--- Begin GIVEN TEXT ---

On “Suburban Gospel”: An Interview with Mark Beaver

For the majority of us, adolescence is no cakewalk to the prom court. But when you’ve been raised according to staunch evangelical Christian values—when masturbation and Daisy Duke-lust is accompanied by fear of eternal fire and brimstone—a teen’s confusion about his or her budding sense of self stands to be compounded, to say the least.

Georgia native Mark Beaver, whose mother routinely scoured the news for signs of the End Times, became Born Again in 1975, at age seven. For the next ten-plus years, he maintained a healthy fear regarding the safety of his soul—all while navigating young love at Bible Camp, struggling to master the euphonium in the school band, becoming a guilt-addled telescope peeper of female neighbors, and evolving into a Prince-obsessed, Camaro-driving employee of his Atlanta suburb’s Baskin Robbins outpost.

Beaver’s book debut, Suburban Gospel (Hub City Press, April 2016), comically illuminates the often universal complexities of adolescent heartache and friendship,  as well as the pain that accompanies teens’ gradual detachment from family and home. This collection of self-contained but chronological tales of real-life endeavors such as 4-H camp, hunting fiascos with his late father (to whom the book is dedicated), and cringe-worthy prom nights is hardly your typical sweet tea-drenched Southern memoir. In Suburban Gospel, the rawness of adolescent yearning is always vivid, sometimes crude, and never dialed back.

As a non-Baptist, Northern-born reader, I too was transported back to my youth and its suburban landscape—a setting that Beaver manages to render distinct in its homogeneity, not to mention its cultural import (especially where the phenomena of integration and “white flight” are concerned). The scope of this memoir, however, expands far beyond the strip mall-laden suburbs, beyond the hell-fire characterizing the magnolia tree-lined Bible Belt. Above all, it is a markedly relatable book about identity—family identity, Southern identity, and the dicey matter of reconciling one’s faith identity as one comes of age.

--- End GIVEN TEXT ---
--- Begin EXCERPTED RECORDS ---

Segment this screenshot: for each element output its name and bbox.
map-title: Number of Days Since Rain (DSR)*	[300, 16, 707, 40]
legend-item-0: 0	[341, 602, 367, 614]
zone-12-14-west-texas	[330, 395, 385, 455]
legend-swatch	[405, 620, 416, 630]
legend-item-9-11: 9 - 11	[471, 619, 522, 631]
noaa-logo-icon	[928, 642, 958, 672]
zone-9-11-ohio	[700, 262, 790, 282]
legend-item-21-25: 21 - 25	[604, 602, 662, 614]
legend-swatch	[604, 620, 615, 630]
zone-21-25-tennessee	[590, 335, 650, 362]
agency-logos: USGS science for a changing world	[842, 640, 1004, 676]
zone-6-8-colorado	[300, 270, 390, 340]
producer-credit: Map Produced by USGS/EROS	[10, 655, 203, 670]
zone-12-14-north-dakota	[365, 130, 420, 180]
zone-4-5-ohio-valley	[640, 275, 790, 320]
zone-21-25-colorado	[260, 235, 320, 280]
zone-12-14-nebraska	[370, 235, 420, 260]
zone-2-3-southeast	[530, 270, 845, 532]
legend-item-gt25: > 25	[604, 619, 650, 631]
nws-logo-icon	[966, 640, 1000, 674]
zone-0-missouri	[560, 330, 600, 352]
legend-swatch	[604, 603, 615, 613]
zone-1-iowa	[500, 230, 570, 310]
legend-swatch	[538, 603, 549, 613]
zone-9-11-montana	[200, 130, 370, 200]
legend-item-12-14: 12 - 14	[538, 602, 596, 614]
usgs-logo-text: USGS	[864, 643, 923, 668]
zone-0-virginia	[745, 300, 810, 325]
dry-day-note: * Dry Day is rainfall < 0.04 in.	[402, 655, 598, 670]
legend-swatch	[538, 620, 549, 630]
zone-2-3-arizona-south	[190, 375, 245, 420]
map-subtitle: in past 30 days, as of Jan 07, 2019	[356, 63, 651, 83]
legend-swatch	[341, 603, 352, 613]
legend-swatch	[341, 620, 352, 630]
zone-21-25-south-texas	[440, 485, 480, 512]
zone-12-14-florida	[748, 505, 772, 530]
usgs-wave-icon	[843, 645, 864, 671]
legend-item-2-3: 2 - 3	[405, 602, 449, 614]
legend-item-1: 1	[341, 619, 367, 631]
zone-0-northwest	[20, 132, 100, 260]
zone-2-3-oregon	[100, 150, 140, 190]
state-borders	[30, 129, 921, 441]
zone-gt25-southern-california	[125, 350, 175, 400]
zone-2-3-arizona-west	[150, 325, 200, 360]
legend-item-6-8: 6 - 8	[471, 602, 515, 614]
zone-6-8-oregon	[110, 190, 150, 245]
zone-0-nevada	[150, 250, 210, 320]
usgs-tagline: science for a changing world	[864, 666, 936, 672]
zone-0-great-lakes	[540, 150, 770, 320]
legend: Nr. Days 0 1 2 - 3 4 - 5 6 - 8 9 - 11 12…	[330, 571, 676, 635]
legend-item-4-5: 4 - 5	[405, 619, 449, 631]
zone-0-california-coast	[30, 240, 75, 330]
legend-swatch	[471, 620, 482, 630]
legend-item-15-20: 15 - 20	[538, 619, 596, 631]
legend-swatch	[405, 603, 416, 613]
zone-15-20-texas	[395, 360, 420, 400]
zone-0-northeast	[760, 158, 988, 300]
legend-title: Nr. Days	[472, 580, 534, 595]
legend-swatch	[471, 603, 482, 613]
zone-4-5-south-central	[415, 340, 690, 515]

--- End EXCERPTED RECORDS ---

**TASK DETAILS:**
According to the Suburban Gospel piece, in what year did Mark Beaver become Born Again? The records have no connection to the Suburban Gospel piece.

**SOLUTION BELOW:**
1975, at age seven.